• **Records from a data source**:
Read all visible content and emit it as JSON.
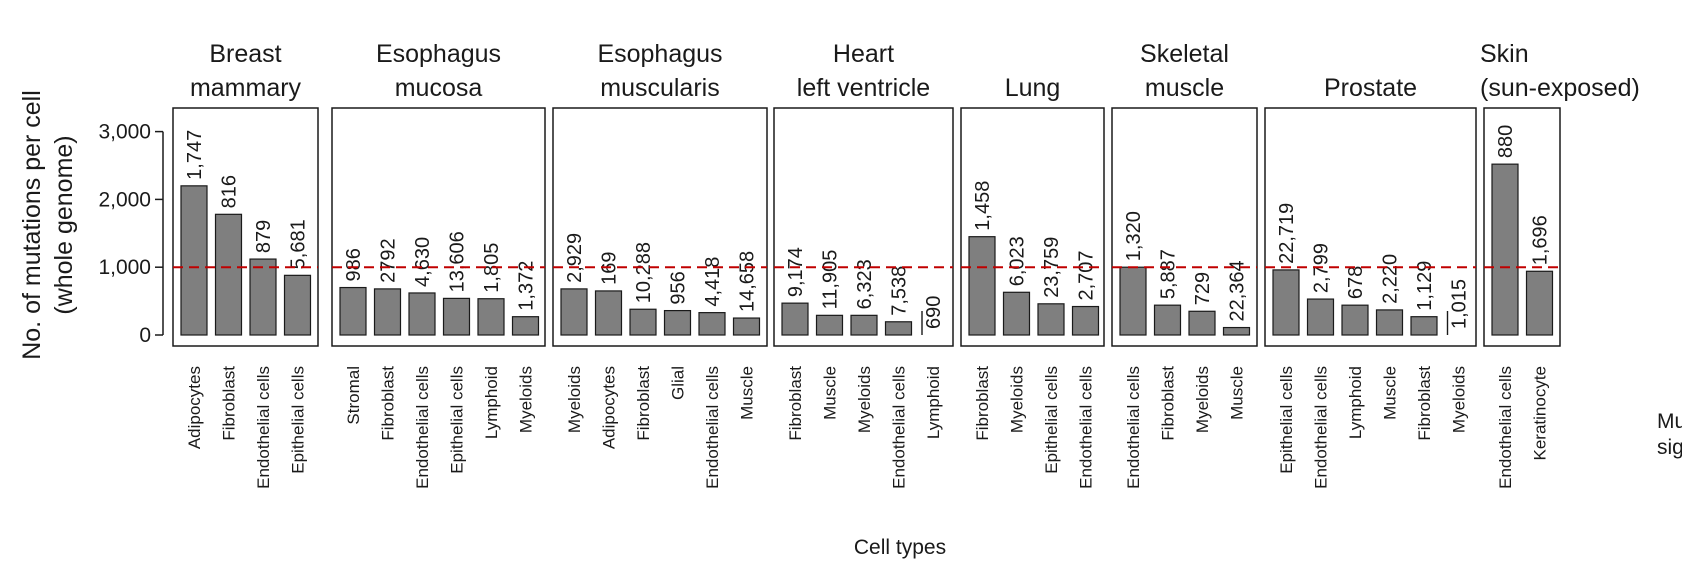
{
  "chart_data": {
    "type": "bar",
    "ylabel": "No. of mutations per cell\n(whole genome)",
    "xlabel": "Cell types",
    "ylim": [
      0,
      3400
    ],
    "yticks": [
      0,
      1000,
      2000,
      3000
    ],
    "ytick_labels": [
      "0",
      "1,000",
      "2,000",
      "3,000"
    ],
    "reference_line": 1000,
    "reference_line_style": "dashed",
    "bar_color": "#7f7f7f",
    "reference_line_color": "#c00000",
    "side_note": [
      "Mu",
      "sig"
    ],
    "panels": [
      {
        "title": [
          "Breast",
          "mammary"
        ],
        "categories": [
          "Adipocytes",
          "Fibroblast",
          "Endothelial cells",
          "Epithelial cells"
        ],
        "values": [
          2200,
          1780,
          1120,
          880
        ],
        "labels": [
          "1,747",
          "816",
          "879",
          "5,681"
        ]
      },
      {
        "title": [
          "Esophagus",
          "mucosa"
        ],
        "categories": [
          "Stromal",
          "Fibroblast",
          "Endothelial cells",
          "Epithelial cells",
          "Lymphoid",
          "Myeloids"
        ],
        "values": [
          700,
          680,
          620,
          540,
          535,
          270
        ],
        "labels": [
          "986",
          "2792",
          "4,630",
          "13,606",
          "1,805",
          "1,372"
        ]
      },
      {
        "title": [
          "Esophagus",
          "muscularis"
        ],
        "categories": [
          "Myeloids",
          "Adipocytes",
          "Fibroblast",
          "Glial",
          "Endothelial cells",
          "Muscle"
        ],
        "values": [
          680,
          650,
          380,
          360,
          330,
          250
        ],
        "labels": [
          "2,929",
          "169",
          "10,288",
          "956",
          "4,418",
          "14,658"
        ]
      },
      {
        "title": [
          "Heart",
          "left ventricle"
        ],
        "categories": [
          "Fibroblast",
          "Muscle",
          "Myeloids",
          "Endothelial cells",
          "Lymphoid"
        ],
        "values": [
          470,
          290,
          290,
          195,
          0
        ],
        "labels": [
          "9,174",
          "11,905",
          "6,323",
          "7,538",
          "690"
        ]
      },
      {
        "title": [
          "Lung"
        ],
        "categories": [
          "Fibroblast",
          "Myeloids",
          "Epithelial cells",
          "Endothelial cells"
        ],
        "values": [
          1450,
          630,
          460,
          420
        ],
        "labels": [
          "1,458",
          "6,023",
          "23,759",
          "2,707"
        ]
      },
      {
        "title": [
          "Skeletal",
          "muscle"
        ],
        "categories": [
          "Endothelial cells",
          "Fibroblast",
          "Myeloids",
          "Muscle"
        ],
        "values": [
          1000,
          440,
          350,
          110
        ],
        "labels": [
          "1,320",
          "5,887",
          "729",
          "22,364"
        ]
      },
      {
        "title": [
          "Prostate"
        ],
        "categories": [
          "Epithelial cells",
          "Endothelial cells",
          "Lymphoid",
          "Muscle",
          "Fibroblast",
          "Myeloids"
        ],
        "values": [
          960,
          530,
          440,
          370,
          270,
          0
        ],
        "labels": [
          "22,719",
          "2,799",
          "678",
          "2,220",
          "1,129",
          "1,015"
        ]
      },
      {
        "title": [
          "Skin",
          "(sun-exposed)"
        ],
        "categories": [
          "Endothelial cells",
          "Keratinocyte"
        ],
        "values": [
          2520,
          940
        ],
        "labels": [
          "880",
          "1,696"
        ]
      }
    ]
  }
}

==

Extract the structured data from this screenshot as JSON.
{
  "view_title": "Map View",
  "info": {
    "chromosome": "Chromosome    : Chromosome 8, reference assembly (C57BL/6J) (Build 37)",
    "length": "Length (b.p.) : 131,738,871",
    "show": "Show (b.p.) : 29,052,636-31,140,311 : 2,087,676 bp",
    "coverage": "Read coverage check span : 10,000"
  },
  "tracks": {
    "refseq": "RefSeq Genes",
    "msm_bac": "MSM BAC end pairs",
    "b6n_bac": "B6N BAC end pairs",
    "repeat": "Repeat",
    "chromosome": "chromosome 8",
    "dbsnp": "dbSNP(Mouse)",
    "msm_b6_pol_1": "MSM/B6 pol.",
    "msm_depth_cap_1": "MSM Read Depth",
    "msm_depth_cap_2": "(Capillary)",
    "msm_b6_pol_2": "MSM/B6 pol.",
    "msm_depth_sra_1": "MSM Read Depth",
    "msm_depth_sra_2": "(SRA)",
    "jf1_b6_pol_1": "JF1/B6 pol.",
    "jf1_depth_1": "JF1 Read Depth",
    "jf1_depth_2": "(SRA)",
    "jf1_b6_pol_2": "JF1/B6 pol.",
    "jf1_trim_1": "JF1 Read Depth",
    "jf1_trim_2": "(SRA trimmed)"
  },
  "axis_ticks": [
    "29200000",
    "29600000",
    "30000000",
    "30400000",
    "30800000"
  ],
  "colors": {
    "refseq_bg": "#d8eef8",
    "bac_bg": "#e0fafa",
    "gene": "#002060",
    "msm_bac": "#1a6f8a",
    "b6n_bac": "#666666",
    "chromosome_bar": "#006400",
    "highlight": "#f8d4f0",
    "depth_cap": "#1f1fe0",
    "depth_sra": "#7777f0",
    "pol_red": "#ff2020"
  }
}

...

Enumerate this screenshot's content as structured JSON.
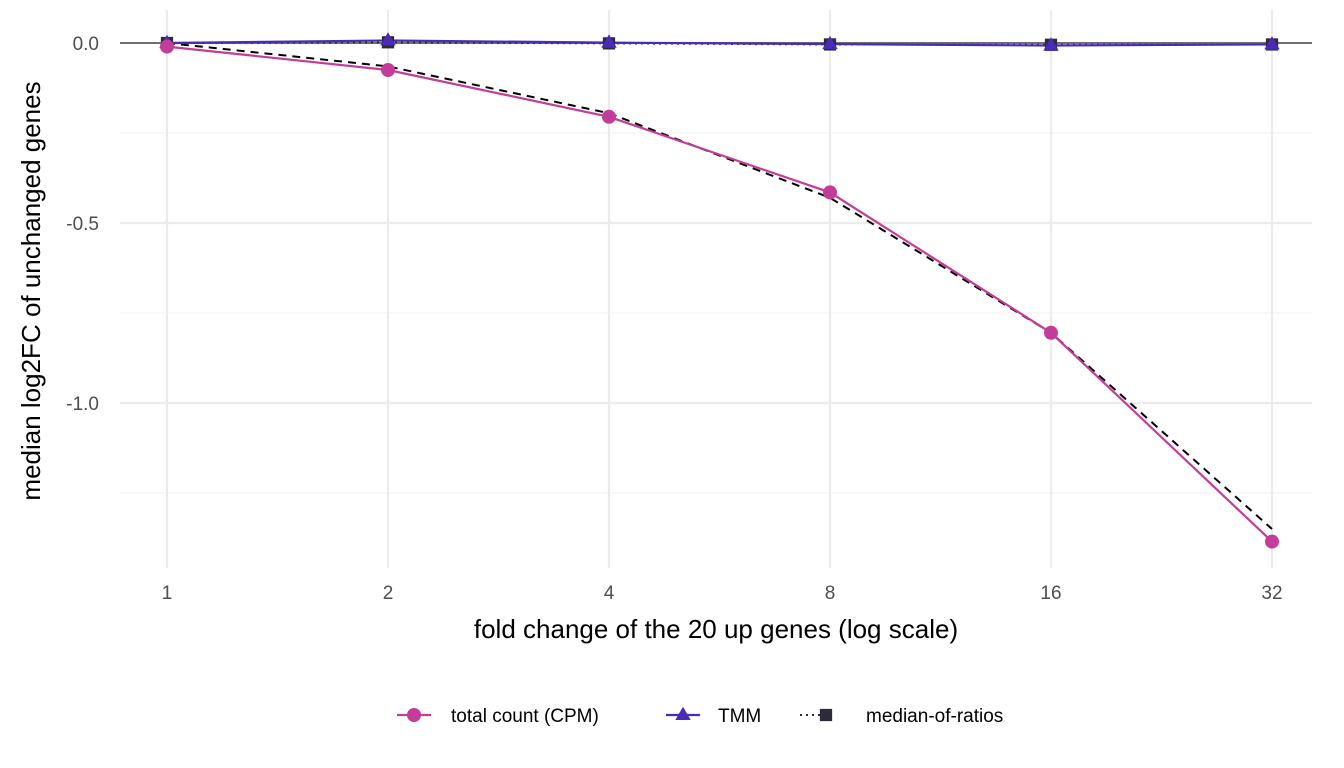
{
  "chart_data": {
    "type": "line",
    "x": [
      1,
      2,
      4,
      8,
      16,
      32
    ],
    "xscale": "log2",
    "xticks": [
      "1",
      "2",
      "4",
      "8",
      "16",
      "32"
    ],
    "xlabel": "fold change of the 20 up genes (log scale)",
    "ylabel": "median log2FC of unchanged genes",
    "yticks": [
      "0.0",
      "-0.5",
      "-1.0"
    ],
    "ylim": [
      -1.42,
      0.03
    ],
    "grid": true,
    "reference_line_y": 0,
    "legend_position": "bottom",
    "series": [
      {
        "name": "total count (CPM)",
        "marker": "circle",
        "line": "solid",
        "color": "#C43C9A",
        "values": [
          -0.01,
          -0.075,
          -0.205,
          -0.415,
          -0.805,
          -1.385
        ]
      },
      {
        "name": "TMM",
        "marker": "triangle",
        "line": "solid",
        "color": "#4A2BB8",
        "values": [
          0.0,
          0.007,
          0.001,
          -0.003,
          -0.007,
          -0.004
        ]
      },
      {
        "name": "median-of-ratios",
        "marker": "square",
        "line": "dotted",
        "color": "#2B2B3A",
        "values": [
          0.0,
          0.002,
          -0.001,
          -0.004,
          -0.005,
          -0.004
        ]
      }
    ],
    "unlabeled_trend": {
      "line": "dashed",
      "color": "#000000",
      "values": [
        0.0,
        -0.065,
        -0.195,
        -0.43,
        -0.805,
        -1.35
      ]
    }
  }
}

• **WHAT YOU HAVE TO DO**:
All lines holding the word "median" must be copied from the data.

• **ANSWER FOR THIS EXERCISE**:
    "ylabel": "median log2FC of unchanged genes",
        "name": "median-of-ratios",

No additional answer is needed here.